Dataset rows
====

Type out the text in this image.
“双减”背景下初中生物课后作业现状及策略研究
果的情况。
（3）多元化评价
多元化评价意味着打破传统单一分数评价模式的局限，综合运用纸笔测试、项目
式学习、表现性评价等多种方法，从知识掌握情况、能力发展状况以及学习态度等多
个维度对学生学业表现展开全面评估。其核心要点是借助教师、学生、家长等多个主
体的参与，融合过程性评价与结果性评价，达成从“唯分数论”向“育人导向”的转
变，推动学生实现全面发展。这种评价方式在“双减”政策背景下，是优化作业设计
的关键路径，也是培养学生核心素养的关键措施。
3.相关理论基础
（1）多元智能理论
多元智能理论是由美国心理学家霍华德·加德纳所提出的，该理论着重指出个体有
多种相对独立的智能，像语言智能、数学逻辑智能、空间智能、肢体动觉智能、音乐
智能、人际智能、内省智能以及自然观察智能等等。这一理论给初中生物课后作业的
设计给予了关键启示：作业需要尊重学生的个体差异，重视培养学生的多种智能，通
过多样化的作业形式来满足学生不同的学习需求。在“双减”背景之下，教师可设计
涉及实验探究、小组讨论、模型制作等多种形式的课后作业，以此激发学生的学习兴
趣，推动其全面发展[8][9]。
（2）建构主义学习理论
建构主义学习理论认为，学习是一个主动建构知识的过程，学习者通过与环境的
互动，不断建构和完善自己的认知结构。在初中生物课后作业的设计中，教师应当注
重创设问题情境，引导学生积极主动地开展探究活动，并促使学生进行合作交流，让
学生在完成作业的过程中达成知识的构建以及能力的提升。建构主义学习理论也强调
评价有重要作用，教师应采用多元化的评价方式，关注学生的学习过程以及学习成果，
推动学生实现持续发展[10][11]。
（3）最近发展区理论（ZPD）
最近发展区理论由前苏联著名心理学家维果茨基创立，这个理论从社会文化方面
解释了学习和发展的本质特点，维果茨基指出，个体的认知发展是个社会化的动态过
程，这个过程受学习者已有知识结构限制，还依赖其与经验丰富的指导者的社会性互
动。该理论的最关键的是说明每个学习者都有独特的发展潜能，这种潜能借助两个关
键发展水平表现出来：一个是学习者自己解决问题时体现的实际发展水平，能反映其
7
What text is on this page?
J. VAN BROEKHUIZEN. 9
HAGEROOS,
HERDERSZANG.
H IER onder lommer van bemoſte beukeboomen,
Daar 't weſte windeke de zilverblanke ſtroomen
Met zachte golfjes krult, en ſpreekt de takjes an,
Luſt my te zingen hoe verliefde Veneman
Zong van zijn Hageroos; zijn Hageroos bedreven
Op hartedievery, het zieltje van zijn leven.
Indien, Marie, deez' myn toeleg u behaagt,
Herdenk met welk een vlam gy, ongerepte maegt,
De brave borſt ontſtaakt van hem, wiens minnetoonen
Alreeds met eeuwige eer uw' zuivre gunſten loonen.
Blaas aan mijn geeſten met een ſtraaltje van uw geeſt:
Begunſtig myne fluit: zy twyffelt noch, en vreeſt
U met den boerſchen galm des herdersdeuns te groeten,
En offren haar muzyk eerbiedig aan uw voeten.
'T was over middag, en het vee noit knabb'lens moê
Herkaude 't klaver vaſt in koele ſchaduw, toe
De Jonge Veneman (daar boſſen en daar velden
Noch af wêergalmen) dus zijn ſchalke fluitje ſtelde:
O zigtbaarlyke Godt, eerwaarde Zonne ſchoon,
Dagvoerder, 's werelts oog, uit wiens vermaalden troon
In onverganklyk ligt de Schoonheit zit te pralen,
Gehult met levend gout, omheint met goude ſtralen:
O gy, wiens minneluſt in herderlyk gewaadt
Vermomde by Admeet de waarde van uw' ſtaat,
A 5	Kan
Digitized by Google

====

Show all lines from the records above where the word "wiens" occurs.

De brave borſt ontſtaakt van hem, wiens minnetoonen
Dagvoerder, 's werelts oog, uit wiens vermaalden troon
O gy, wiens minneluſt in herderlyk gewaadt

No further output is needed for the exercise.